Task brief: In the text about Penguin Action Toolkit, what two core concepts divide the toolkit's modular set of systems?

Reading text:
=-=-=

Penguin Action Toolkit

Tool Engineer

Unity (C#)

This was a semester long project, aiming to create an accessible, extensible and powerful action game framework that helps small indie teams make action games and saves them valuable time in development.

I'm working as the tool engineer in the team and is responsible for the animation system and GUI editor development.

https://assetstore.unity.com/packages/templates/systems/penguin-arpg-toolkit-302387?srsltid=AfmBOoqOX_2fxgfJR6ZxXz2MvoaTlvy118DEKkmx8DXu1xjEf56dxxU8​
 

https://patpat.gitbook.io/penguin-action-toolkit

Here's a short showcase of the editor I worked on

PAT takes a different approach than other packages:It provides a structured yet flexible system architecture.It’s built for developers who want to code, not avoid it.It encourages customization and supports truly unique gameplay ideas.

Penguin Action Toolkit provides a modular set of systems divided into two core concepts:
character locomotion and character abilities.

Character locomotion

Character locomotion handles all fundamental character movement features, including player input processing, character movement and third-person camera behavior.

 

The core of locomotion is a shared locomotion base script that contains general logic such as handling horizontal and vertical movement calculations, applying rotation with animation sync, and supporting special movement behaviors like dashing or teleportation. This base class contains only the logic and calculations — it does not directly apply movement or rotation. Instead, developers can attach different locomotion motors to define how movement is applied in 2D, 3D, or AI-driven scenarios using Unity’s Character Controller, NavMesh, or third-party controllers. Similarly, locomotion animators can be swapped to match different animation pipelines and parameter setups, offering flexibility across different game types and animation systems.

image.png

Character abilities

Character abilities in PAT represent all active skills a character can perform — including both combat actions (such as sword slashes, magic casting, or shield parries) and mobility actions (like double jumps, dashes, or wall kicks).
 

In PAT, each ability is represented as an Action State. An Action State serves as a triggerable container — it doesn’t define specific behavior on its own, but acts as a state in the dynamic state machine.

=-=-=

(Page layout parsing data)
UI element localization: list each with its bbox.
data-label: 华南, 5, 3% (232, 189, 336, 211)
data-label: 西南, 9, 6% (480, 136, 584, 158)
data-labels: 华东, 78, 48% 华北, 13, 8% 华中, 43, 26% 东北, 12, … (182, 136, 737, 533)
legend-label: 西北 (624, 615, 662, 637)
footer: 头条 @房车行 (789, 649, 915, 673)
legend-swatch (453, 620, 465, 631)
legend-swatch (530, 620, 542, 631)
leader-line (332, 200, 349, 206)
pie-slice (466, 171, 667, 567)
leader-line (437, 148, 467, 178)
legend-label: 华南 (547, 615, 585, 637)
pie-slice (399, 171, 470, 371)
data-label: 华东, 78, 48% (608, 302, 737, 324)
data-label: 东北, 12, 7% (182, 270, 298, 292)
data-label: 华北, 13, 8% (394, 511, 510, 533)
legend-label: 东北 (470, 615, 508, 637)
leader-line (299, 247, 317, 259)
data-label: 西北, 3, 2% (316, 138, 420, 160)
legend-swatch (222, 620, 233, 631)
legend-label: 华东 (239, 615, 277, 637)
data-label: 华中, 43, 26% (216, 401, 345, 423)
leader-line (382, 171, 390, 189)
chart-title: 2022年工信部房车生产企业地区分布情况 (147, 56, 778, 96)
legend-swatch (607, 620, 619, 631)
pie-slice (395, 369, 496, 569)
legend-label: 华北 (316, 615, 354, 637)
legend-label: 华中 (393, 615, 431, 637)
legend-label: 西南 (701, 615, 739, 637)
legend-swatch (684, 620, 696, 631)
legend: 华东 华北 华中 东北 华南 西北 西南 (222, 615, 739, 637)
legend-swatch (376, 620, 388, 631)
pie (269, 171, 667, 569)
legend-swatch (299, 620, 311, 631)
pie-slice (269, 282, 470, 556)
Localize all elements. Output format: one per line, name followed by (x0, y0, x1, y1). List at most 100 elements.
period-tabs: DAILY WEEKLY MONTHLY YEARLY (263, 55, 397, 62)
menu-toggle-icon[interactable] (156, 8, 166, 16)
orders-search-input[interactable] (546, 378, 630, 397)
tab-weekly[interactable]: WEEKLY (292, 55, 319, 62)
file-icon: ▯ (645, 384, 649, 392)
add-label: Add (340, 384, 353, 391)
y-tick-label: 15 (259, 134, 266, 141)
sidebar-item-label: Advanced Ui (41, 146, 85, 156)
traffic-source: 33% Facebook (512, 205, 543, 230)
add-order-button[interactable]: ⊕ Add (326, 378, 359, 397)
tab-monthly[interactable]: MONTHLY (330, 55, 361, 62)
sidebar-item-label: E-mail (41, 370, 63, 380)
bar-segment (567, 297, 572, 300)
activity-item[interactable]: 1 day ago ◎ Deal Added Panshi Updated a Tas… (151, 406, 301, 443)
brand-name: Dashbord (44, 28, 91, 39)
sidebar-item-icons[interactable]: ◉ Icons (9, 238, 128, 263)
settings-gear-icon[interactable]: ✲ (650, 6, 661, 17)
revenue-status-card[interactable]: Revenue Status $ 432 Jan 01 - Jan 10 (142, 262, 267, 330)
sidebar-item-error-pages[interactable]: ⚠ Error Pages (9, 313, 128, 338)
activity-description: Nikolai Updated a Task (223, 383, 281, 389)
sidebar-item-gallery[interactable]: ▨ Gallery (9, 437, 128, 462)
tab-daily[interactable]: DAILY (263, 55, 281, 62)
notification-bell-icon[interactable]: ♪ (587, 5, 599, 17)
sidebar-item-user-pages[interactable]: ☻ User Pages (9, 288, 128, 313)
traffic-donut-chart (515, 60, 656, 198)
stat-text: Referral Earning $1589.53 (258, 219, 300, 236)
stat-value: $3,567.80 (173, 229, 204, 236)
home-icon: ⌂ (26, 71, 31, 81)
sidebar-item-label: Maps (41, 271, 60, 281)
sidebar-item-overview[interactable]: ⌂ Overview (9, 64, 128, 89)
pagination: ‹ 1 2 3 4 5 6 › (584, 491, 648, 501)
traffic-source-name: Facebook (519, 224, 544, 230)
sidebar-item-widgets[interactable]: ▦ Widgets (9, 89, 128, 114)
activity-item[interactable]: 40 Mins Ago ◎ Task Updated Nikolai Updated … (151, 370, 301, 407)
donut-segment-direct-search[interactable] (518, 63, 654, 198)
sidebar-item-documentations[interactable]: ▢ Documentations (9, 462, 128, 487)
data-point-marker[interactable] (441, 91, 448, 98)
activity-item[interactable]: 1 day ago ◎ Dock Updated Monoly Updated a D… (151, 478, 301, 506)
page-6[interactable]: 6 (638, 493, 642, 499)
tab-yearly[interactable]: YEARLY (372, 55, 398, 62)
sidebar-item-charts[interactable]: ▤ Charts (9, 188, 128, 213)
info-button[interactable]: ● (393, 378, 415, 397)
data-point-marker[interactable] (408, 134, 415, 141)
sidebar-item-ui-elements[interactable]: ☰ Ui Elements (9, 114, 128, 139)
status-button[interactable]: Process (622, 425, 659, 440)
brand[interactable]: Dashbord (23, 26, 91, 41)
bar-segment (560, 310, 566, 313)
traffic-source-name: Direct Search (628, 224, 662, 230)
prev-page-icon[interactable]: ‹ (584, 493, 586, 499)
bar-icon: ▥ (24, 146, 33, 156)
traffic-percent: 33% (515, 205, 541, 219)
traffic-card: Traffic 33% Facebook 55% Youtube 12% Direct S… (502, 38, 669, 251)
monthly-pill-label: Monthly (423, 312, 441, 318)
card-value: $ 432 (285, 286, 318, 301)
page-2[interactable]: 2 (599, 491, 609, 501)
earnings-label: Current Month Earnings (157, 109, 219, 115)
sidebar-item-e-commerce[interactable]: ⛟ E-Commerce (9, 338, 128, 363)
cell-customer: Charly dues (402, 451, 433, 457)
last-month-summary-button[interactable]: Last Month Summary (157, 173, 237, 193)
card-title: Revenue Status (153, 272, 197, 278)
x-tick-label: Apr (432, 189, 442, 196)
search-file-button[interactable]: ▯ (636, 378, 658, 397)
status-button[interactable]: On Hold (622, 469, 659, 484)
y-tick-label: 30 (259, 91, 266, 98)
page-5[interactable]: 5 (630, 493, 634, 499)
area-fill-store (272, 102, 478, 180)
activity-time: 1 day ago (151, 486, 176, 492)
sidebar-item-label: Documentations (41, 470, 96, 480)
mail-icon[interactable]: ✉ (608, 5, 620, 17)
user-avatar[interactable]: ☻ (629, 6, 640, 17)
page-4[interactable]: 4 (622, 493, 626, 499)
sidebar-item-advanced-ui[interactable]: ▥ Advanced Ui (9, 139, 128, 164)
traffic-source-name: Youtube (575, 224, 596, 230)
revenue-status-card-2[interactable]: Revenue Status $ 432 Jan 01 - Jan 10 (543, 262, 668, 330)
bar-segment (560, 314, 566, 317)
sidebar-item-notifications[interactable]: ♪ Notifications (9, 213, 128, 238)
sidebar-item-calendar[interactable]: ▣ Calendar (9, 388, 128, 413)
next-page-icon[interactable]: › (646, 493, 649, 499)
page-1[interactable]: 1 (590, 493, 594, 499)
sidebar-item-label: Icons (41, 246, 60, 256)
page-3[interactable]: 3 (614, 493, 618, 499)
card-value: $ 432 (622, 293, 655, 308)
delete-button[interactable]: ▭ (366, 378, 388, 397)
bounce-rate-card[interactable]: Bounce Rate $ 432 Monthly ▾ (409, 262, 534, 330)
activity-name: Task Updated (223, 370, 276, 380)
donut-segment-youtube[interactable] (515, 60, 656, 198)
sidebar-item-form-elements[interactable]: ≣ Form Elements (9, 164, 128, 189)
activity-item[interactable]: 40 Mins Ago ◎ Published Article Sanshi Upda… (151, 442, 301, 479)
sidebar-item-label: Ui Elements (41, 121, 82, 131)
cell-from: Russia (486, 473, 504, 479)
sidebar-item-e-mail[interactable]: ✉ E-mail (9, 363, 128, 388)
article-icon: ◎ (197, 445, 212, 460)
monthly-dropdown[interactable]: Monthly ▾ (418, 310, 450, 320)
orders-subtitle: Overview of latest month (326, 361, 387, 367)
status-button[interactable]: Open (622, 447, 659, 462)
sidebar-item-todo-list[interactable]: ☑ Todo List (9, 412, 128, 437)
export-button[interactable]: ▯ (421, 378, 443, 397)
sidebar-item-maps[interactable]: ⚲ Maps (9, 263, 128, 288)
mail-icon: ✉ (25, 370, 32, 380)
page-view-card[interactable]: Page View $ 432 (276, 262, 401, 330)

=-=-=

Reply to the task: Character locomotion and character abilities.